For the entries that follow, tally the lines holding the string "лекарственных". Give the total and nothing else.

# [RECORDS FOR THIS EXERCISE]
○ ○ ○ ○ ○
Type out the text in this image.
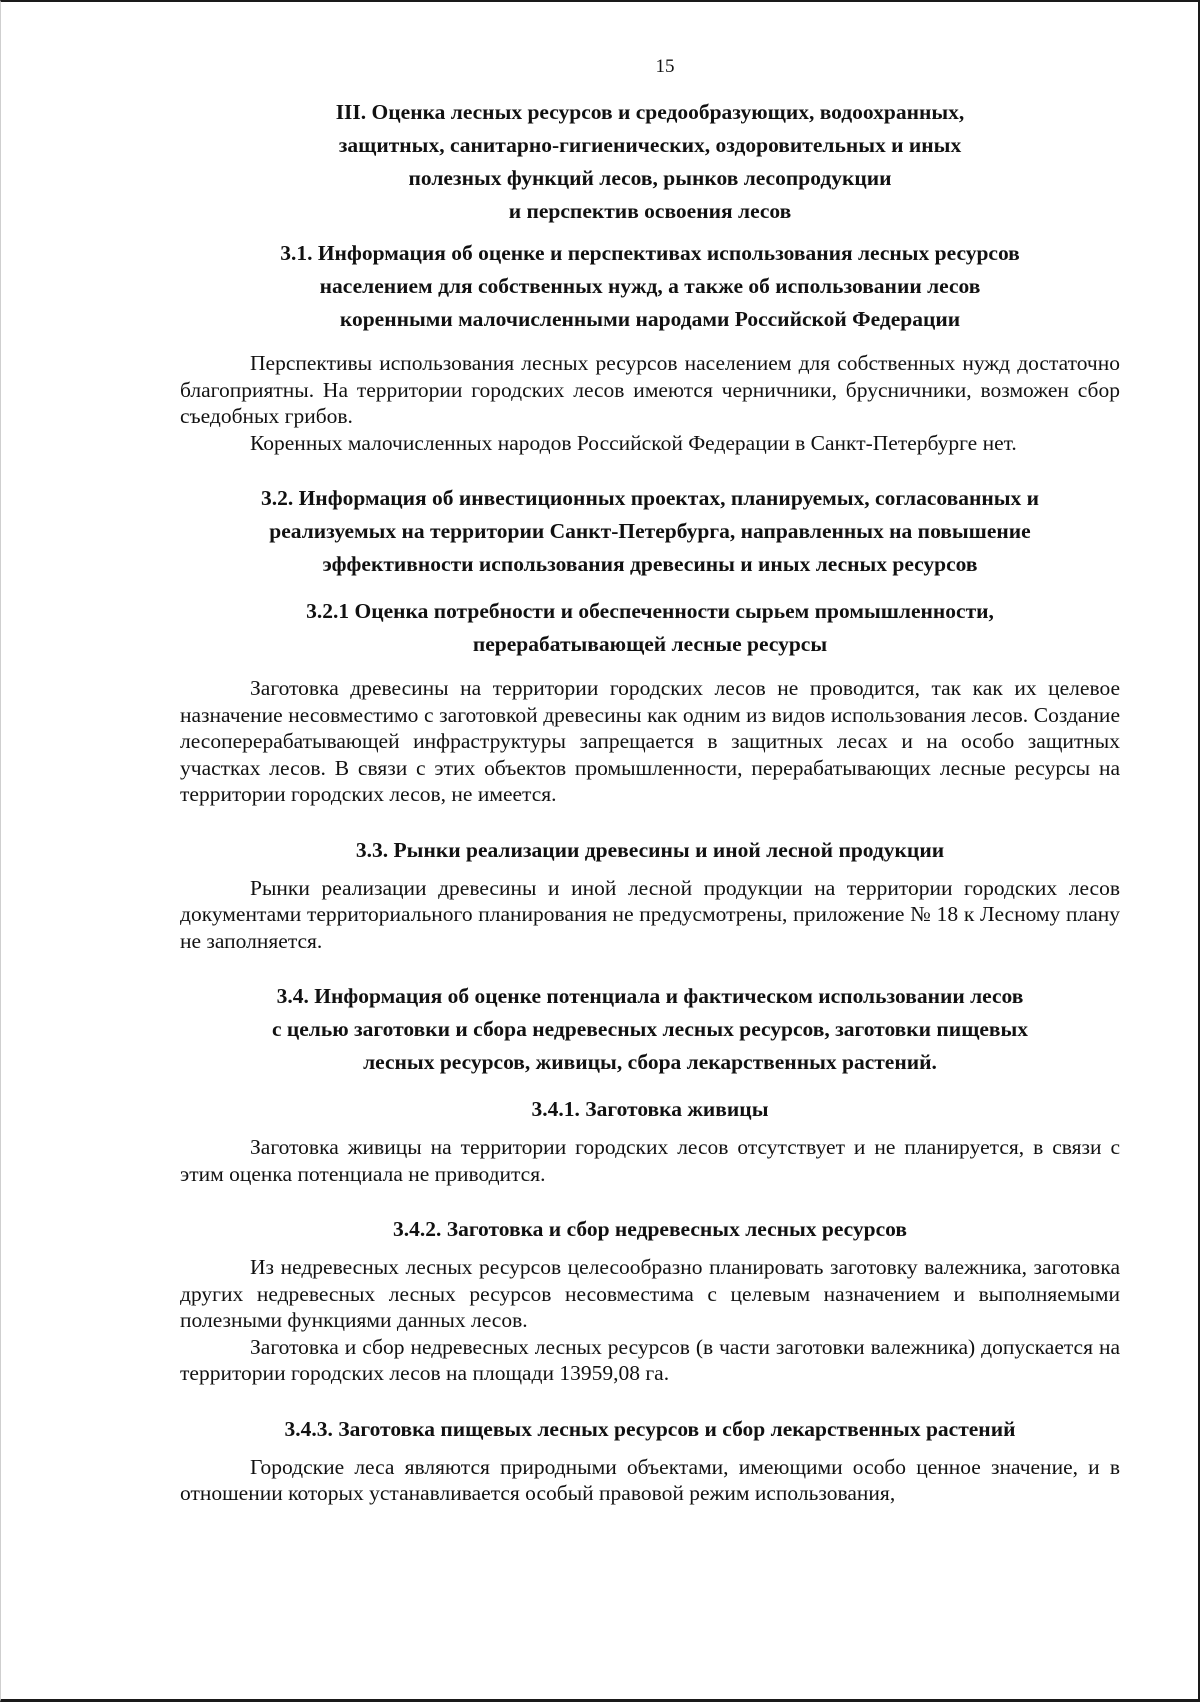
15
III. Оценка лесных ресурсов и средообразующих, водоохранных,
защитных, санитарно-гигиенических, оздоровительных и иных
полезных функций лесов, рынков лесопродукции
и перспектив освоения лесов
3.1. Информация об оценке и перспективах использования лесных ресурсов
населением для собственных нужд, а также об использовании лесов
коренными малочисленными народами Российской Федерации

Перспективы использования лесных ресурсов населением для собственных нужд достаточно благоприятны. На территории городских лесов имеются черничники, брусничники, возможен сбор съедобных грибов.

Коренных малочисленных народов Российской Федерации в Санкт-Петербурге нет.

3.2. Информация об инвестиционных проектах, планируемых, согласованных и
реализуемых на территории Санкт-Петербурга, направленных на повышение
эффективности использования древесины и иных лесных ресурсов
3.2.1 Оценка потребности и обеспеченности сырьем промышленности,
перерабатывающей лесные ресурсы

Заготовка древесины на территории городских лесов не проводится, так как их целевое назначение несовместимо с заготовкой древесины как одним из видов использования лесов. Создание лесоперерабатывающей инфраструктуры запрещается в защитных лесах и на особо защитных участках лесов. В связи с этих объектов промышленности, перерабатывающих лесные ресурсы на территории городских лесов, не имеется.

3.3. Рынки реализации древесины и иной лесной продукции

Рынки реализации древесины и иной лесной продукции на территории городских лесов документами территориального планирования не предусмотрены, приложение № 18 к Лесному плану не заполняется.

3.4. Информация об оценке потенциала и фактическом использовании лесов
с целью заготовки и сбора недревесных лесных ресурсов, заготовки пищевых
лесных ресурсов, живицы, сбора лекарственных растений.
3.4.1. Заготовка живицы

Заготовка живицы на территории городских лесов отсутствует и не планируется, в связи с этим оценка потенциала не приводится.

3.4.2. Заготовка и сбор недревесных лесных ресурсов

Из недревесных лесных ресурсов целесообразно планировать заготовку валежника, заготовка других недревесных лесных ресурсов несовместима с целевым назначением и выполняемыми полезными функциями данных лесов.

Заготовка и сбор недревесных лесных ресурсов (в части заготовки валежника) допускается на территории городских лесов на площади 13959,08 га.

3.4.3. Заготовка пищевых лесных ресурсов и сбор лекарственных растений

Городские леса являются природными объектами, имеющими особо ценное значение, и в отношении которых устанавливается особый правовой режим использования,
○ ○ ○ ○ ○
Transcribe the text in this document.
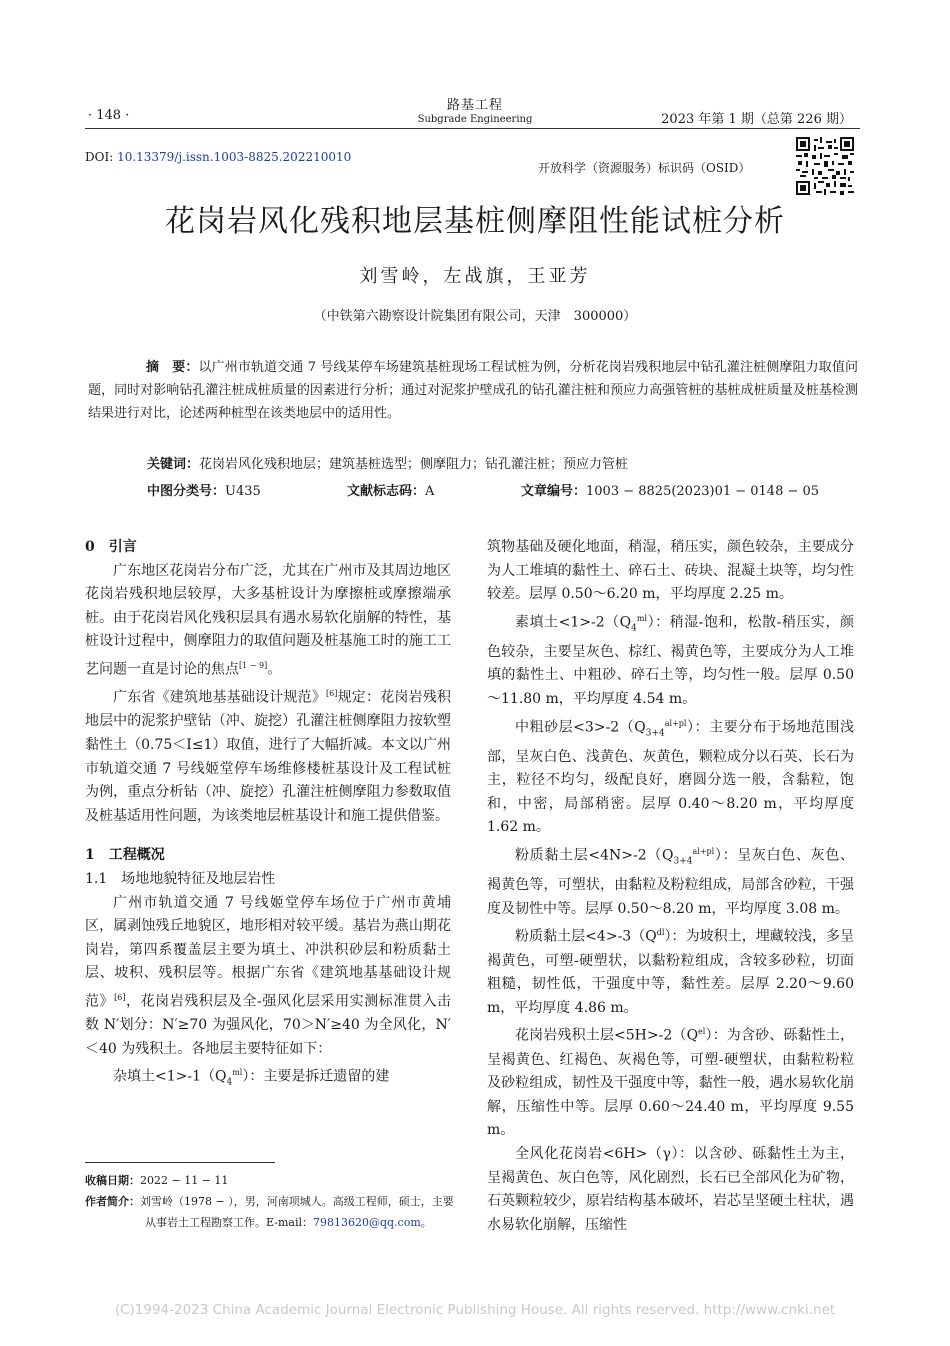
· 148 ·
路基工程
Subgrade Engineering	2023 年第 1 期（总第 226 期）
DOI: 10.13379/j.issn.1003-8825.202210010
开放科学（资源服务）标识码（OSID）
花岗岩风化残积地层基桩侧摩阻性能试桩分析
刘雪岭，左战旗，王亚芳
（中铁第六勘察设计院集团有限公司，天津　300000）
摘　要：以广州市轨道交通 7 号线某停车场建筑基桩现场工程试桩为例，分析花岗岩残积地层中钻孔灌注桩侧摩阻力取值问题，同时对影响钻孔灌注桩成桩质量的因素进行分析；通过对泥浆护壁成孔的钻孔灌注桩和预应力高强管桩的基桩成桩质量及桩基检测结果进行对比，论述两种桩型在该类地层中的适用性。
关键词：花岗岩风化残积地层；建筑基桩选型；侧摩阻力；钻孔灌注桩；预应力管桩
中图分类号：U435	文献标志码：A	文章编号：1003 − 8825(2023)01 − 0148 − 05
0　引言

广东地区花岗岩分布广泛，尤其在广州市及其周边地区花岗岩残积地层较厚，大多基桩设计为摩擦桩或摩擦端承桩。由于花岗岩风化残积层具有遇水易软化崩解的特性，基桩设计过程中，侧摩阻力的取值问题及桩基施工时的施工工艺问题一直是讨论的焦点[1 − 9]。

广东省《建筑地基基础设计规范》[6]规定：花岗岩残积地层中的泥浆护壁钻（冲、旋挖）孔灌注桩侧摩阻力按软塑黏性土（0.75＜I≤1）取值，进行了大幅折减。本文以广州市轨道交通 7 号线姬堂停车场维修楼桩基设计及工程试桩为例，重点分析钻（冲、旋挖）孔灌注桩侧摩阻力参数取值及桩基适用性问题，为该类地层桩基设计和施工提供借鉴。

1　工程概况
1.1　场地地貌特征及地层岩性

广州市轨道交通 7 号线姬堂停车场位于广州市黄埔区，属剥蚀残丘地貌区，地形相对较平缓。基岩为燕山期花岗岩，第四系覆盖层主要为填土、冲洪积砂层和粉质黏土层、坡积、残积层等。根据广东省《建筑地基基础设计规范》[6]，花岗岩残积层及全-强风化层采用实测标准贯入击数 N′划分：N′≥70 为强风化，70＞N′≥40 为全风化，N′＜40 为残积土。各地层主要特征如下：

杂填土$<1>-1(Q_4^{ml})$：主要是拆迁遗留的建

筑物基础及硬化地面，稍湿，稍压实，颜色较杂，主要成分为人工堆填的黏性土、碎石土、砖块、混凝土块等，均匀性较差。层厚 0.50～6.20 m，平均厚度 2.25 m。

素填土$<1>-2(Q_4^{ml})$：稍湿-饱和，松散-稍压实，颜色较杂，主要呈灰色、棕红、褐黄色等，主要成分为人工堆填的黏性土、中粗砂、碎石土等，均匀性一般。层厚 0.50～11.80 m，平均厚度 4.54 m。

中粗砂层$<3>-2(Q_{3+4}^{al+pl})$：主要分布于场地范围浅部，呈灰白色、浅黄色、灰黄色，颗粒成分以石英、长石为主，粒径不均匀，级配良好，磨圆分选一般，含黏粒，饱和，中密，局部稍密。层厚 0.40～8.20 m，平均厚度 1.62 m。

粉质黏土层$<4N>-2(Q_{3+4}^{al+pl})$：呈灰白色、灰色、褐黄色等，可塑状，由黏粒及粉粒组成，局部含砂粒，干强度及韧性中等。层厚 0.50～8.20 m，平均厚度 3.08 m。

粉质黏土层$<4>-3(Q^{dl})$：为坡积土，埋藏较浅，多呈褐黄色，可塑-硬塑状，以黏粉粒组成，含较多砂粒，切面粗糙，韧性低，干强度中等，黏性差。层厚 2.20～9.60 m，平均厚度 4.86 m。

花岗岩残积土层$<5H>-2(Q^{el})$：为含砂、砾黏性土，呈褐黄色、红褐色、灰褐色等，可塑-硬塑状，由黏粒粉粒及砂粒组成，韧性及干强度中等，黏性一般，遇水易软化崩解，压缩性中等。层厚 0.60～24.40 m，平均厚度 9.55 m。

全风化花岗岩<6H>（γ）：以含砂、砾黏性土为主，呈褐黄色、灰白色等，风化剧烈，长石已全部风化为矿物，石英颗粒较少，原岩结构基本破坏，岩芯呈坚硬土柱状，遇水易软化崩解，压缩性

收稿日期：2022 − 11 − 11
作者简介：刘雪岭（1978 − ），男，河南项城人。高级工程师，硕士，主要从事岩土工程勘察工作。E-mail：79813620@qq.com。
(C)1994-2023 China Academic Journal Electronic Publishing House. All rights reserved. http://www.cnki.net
○ ○ ○ ○ ○
# [REPLY TO THE TASK]
2